- _Aim of the task_:
Transcribe every record that appears below, exactly and in full.

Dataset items
_ _ _
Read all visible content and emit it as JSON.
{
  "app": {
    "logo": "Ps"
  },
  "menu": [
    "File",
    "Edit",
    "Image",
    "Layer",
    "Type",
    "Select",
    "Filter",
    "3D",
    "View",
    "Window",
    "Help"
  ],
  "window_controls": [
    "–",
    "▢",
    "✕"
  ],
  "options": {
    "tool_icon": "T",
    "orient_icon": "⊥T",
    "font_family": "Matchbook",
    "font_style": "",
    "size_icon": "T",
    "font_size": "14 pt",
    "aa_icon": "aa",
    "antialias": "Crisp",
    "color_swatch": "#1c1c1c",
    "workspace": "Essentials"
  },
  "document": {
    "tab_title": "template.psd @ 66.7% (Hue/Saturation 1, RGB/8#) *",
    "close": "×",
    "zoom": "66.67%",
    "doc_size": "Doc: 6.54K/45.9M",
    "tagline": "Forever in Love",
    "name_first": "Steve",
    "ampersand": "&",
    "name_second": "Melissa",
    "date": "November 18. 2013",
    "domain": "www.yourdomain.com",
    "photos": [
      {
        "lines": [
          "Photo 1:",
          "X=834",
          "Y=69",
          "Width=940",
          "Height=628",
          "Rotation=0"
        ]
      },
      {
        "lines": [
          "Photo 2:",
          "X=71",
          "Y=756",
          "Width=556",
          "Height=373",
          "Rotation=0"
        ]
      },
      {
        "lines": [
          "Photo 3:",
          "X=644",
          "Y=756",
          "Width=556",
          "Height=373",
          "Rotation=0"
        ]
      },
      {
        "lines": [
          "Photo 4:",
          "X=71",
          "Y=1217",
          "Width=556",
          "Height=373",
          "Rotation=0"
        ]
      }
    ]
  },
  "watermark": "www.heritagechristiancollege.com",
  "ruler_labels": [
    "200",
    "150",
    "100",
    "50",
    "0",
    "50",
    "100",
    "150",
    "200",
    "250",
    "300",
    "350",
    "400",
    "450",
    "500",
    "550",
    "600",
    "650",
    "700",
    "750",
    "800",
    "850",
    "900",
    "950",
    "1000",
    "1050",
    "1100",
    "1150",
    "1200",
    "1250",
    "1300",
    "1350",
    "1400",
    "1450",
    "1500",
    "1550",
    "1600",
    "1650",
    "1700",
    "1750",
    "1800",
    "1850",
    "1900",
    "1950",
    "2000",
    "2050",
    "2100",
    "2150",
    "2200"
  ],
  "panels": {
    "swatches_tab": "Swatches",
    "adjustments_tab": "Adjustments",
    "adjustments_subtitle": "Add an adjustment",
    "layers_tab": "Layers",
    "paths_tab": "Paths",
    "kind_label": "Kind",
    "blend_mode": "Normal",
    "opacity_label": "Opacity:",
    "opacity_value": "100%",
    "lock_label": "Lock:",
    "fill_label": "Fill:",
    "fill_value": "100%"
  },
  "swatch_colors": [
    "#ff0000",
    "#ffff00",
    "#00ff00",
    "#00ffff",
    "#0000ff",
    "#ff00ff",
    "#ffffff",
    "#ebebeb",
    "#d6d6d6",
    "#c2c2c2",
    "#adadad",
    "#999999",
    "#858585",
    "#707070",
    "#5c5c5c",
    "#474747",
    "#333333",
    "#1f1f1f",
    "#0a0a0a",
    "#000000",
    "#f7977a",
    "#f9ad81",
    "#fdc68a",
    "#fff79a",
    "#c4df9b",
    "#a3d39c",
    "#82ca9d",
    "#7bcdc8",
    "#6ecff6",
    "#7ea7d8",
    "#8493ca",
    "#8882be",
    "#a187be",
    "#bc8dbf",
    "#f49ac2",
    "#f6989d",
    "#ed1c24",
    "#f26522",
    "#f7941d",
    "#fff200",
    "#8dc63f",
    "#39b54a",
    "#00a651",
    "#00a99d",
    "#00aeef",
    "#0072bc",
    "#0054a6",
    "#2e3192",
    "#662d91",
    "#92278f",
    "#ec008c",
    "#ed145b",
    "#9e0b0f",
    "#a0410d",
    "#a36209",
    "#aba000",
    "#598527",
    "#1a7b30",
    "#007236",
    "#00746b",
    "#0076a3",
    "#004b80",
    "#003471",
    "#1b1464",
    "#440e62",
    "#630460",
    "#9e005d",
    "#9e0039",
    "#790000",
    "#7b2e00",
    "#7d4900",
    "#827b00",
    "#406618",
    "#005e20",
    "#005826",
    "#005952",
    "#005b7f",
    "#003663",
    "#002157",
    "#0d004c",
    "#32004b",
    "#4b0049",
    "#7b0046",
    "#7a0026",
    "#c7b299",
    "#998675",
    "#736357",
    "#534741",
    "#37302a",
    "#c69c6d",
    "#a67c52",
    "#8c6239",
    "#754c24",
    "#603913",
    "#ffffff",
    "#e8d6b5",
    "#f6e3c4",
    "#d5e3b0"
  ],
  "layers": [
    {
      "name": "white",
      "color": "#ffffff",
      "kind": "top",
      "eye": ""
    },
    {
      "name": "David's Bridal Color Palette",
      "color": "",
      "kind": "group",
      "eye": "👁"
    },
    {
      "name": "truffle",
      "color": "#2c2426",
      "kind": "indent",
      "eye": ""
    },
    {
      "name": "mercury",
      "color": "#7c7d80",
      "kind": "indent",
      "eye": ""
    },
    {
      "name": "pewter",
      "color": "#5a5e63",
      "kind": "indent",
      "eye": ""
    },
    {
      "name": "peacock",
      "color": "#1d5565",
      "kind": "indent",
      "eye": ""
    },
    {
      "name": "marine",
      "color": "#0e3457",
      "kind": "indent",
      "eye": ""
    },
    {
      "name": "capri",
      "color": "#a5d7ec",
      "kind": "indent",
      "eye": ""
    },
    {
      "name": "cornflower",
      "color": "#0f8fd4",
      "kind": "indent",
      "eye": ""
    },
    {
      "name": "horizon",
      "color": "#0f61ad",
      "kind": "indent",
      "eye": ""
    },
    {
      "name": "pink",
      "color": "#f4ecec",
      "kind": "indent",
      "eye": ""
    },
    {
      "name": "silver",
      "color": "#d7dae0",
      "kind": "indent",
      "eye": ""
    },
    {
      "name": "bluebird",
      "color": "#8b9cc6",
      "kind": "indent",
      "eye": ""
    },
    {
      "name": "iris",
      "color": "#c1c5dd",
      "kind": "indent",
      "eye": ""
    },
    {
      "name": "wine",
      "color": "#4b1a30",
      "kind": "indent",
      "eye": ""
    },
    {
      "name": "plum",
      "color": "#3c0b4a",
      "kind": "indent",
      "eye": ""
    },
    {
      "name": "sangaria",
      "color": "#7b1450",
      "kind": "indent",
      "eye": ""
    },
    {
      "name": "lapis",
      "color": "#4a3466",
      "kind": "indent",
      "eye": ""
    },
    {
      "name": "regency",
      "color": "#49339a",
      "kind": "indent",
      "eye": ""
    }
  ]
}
_ _ _
- _Exercise response_:
Read all visible content and emit it as JSON.
{
  "app": {
    "logo": "Ps"
  },
  "menu": [
    "File",
    "Edit",
    "Image",
    "Layer",
    "Type",
    "Select",
    "Filter",
    "3D",
    "View",
    "Window",
    "Help"
  ],
  "window_controls": [
    "–",
    "▢",
    "✕"
  ],
  "options": {
    "tool_icon": "T",
    "orient_icon": "⊥T",
    "font_family": "Matchbook",
    "font_style": "",
    "size_icon": "T",
    "font_size": "14 pt",
    "aa_icon": "aa",
    "antialias": "Crisp",
    "color_swatch": "#1c1c1c",
    "workspace": "Essentials"
  },
  "document": {
    "tab_title": "template.psd @ 66.7% (Hue/Saturation 1, RGB/8#) *",
    "close": "×",
    "zoom": "66.67%",
    "doc_size": "Doc: 6.54K/45.9M",
    "tagline": "Forever in Love",
    "name_first": "Steve",
    "ampersand": "&",
    "name_second": "Melissa",
    "date": "November 18. 2013",
    "domain": "www.yourdomain.com",
    "photos": [
      {
        "lines": [
          "Photo 1:",
          "X=834",
          "Y=69",
          "Width=940",
          "Height=628",
          "Rotation=0"
        ]
      },
      {
        "lines": [
          "Photo 2:",
          "X=71",
          "Y=756",
          "Width=556",
          "Height=373",
          "Rotation=0"
        ]
      },
      {
        "lines": [
          "Photo 3:",
          "X=644",
          "Y=756",
          "Width=556",
          "Height=373",
          "Rotation=0"
        ]
      },
      {
        "lines": [
          "Photo 4:",
          "X=71",
          "Y=1217",
          "Width=556",
          "Height=373",
          "Rotation=0"
        ]
      }
    ]
  },
  "watermark": "www.heritagechristiancollege.com",
  "ruler_labels": [
    "200",
    "150",
    "100",
    "50",
    "0",
    "50",
    "100",
    "150",
    "200",
    "250",
    "300",
    "350",
    "400",
    "450",
    "500",
    "550",
    "600",
    "650",
    "700",
    "750",
    "800",
    "850",
    "900",
    "950",
    "1000",
    "1050",
    "1100",
    "1150",
    "1200",
    "1250",
    "1300",
    "1350",
    "1400",
    "1450",
    "1500",
    "1550",
    "1600",
    "1650",
    "1700",
    "1750",
    "1800",
    "1850",
    "1900",
    "1950",
    "2000",
    "2050",
    "2100",
    "2150",
    "2200"
  ],
  "panels": {
    "swatches_tab": "Swatches",
    "adjustments_tab": "Adjustments",
    "adjustments_subtitle": "Add an adjustment",
    "layers_tab": "Layers",
    "paths_tab": "Paths",
    "kind_label": "Kind",
    "blend_mode": "Normal",
    "opacity_label": "Opacity:",
    "opacity_value": "100%",
    "lock_label": "Lock:",
    "fill_label": "Fill:",
    "fill_value": "100%"
  },
  "swatch_colors": [
    "#ff0000",
    "#ffff00",
    "#00ff00",
    "#00ffff",
    "#0000ff",
    "#ff00ff",
    "#ffffff",
    "#ebebeb",
    "#d6d6d6",
    "#c2c2c2",
    "#adadad",
    "#999999",
    "#858585",
    "#707070",
    "#5c5c5c",
    "#474747",
    "#333333",
    "#1f1f1f",
    "#0a0a0a",
    "#000000",
    "#f7977a",
    "#f9ad81",
    "#fdc68a",
    "#fff79a",
    "#c4df9b",
    "#a3d39c",
    "#82ca9d",
    "#7bcdc8",
    "#6ecff6",
    "#7ea7d8",
    "#8493ca",
    "#8882be",
    "#a187be",
    "#bc8dbf",
    "#f49ac2",
    "#f6989d",
    "#ed1c24",
    "#f26522",
    "#f7941d",
    "#fff200",
    "#8dc63f",
    "#39b54a",
    "#00a651",
    "#00a99d",
    "#00aeef",
    "#0072bc",
    "#0054a6",
    "#2e3192",
    "#662d91",
    "#92278f",
    "#ec008c",
    "#ed145b",
    "#9e0b0f",
    "#a0410d",
    "#a36209",
    "#aba000",
    "#598527",
    "#1a7b30",
    "#007236",
    "#00746b",
    "#0076a3",
    "#004b80",
    "#003471",
    "#1b1464",
    "#440e62",
    "#630460",
    "#9e005d",
    "#9e0039",
    "#790000",
    "#7b2e00",
    "#7d4900",
    "#827b00",
    "#406618",
    "#005e20",
    "#005826",
    "#005952",
    "#005b7f",
    "#003663",
    "#002157",
    "#0d004c",
    "#32004b",
    "#4b0049",
    "#7b0046",
    "#7a0026",
    "#c7b299",
    "#998675",
    "#736357",
    "#534741",
    "#37302a",
    "#c69c6d",
    "#a67c52",
    "#8c6239",
    "#754c24",
    "#603913",
    "#ffffff",
    "#e8d6b5",
    "#f6e3c4",
    "#d5e3b0"
  ],
  "layers": [
    {
      "name": "white",
      "color": "#ffffff",
      "kind": "top",
      "eye": ""
    },
    {
      "name": "David's Bridal Color Palette",
      "color": "",
      "kind": "group",
      "eye": "👁"
    },
    {
      "name": "truffle",
      "color": "#2c2426",
      "kind": "indent",
      "eye": ""
    },
    {
      "name": "mercury",
      "color": "#7c7d80",
      "kind": "indent",
      "eye": ""
    },
    {
      "name": "pewter",
      "color": "#5a5e63",
      "kind": "indent",
      "eye": ""
    },
    {
      "name": "peacock",
      "color": "#1d5565",
      "kind": "indent",
      "eye": ""
    },
    {
      "name": "marine",
      "color": "#0e3457",
      "kind": "indent",
      "eye": ""
    },
    {
      "name": "capri",
      "color": "#a5d7ec",
      "kind": "indent",
      "eye": ""
    },
    {
      "name": "cornflower",
      "color": "#0f8fd4",
      "kind": "indent",
      "eye": ""
    },
    {
      "name": "horizon",
      "color": "#0f61ad",
      "kind": "indent",
      "eye": ""
    },
    {
      "name": "pink",
      "color": "#f4ecec",
      "kind": "indent",
      "eye": ""
    },
    {
      "name": "silver",
      "color": "#d7dae0",
      "kind": "indent",
      "eye": ""
    },
    {
      "name": "bluebird",
      "color": "#8b9cc6",
      "kind": "indent",
      "eye": ""
    },
    {
      "name": "iris",
      "color": "#c1c5dd",
      "kind": "indent",
      "eye": ""
    },
    {
      "name": "wine",
      "color": "#4b1a30",
      "kind": "indent",
      "eye": ""
    },
    {
      "name": "plum",
      "color": "#3c0b4a",
      "kind": "indent",
      "eye": ""
    },
    {
      "name": "sangaria",
      "color": "#7b1450",
      "kind": "indent",
      "eye": ""
    },
    {
      "name": "lapis",
      "color": "#4a3466",
      "kind": "indent",
      "eye": ""
    },
    {
      "name": "regency",
      "color": "#49339a",
      "kind": "indent",
      "eye": ""
    }
  ]
}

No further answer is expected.